### Exercise
Check every line below for the word "free" and give only the number of lines where it appears.

### Data in this exercise
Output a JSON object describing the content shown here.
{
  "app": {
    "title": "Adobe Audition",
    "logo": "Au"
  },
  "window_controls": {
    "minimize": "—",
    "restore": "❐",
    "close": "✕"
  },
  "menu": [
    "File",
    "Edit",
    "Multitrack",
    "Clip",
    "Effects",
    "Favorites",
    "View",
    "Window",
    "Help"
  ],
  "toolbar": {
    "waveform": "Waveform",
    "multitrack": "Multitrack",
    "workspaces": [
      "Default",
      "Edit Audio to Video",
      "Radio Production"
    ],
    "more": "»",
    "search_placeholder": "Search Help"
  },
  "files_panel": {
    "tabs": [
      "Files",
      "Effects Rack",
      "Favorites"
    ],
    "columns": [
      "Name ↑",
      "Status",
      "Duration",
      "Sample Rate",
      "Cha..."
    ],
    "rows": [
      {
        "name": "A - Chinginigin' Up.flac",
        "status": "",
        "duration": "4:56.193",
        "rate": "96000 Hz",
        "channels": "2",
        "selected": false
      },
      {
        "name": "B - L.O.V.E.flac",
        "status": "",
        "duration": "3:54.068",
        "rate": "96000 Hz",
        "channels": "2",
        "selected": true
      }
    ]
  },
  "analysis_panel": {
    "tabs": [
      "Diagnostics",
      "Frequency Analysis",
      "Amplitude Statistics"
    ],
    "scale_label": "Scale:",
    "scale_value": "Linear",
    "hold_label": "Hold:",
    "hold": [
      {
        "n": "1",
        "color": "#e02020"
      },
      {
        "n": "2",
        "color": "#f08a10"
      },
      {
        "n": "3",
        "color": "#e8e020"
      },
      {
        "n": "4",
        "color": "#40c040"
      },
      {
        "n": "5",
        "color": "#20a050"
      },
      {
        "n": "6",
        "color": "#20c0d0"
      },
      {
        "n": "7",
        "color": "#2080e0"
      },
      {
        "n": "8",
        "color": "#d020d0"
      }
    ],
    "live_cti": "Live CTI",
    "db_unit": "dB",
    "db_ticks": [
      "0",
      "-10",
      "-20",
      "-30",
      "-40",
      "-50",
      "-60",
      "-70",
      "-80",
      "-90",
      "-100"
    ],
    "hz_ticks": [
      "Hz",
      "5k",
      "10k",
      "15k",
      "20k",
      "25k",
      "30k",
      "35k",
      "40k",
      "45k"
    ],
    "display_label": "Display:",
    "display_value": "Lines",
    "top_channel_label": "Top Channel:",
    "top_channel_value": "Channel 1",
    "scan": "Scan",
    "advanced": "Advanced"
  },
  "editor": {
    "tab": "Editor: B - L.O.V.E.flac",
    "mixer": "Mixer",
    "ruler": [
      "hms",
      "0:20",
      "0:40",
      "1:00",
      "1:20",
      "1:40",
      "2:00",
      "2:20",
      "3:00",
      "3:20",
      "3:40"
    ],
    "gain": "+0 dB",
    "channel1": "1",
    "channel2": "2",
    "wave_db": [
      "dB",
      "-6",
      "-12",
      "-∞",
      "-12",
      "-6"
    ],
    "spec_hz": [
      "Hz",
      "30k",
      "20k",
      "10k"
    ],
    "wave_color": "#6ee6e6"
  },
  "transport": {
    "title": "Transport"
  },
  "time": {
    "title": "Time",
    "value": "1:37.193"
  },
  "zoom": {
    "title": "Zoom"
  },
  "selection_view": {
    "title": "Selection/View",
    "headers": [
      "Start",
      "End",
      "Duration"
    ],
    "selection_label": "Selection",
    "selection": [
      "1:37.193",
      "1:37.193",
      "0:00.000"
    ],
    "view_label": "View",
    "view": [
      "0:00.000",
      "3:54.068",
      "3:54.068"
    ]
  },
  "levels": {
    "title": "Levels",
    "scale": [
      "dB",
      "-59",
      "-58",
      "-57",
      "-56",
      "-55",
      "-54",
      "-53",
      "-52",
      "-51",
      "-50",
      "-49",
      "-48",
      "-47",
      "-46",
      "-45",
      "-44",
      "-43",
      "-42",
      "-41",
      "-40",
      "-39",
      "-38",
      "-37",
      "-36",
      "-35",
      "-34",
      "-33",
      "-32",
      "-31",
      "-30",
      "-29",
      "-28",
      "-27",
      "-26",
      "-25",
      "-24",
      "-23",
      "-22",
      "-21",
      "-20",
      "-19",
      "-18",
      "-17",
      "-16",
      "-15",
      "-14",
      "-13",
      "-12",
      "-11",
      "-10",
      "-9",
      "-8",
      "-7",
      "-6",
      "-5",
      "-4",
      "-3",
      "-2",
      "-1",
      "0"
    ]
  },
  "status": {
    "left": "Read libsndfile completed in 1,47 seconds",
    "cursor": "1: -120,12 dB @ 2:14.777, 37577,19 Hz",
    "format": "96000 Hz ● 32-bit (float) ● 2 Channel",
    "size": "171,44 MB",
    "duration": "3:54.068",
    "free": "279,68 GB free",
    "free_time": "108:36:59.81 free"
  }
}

### Result of the exercise
2